'''
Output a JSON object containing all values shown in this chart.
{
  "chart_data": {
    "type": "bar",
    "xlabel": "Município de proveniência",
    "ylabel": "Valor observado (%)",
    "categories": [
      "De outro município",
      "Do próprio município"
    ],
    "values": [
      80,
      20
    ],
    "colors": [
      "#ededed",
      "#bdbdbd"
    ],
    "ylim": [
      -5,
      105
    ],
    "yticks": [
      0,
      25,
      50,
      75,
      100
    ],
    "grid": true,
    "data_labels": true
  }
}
'''
'''
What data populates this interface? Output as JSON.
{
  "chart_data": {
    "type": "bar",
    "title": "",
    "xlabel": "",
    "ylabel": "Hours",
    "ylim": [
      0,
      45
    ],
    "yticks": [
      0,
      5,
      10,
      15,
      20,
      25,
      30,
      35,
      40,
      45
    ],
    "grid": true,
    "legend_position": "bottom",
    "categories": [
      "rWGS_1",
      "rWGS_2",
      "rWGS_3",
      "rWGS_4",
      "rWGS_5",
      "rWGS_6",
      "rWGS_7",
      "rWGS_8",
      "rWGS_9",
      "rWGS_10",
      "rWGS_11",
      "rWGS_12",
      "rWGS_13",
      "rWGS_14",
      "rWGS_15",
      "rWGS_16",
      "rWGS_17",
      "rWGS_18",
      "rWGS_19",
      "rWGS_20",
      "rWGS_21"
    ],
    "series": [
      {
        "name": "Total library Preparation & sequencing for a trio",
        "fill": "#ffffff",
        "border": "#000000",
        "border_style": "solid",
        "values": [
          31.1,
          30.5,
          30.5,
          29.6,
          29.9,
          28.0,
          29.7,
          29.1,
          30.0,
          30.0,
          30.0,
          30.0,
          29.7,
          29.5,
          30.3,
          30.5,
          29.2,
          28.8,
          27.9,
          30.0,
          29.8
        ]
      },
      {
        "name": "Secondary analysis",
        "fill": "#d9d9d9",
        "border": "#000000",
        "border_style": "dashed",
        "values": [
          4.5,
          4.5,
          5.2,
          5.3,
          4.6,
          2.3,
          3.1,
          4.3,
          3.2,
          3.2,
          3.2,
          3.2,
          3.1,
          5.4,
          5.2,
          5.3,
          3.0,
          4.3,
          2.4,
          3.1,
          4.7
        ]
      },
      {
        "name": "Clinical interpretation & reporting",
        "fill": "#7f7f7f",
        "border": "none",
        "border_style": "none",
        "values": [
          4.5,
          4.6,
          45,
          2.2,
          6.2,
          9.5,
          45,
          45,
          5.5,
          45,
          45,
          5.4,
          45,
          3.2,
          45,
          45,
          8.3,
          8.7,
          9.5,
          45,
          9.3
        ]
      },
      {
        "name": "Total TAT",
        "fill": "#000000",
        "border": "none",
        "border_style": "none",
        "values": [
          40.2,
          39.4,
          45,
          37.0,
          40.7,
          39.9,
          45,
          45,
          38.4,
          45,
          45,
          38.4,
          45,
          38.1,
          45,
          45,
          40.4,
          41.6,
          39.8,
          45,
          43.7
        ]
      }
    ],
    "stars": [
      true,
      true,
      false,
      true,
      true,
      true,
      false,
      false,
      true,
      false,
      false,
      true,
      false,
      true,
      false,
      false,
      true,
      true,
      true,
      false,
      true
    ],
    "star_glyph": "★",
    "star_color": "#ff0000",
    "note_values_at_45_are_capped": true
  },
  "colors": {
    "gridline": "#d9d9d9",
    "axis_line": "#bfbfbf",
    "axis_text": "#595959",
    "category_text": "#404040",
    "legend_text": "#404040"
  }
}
'''
§ What you are asked to do
Copy all lines of the material above where the string "fill" occurs.

§ Exercise answer
        "fill": "#ffffff",
        "fill": "#d9d9d9",
        "fill": "#7f7f7f",
        "fill": "#000000",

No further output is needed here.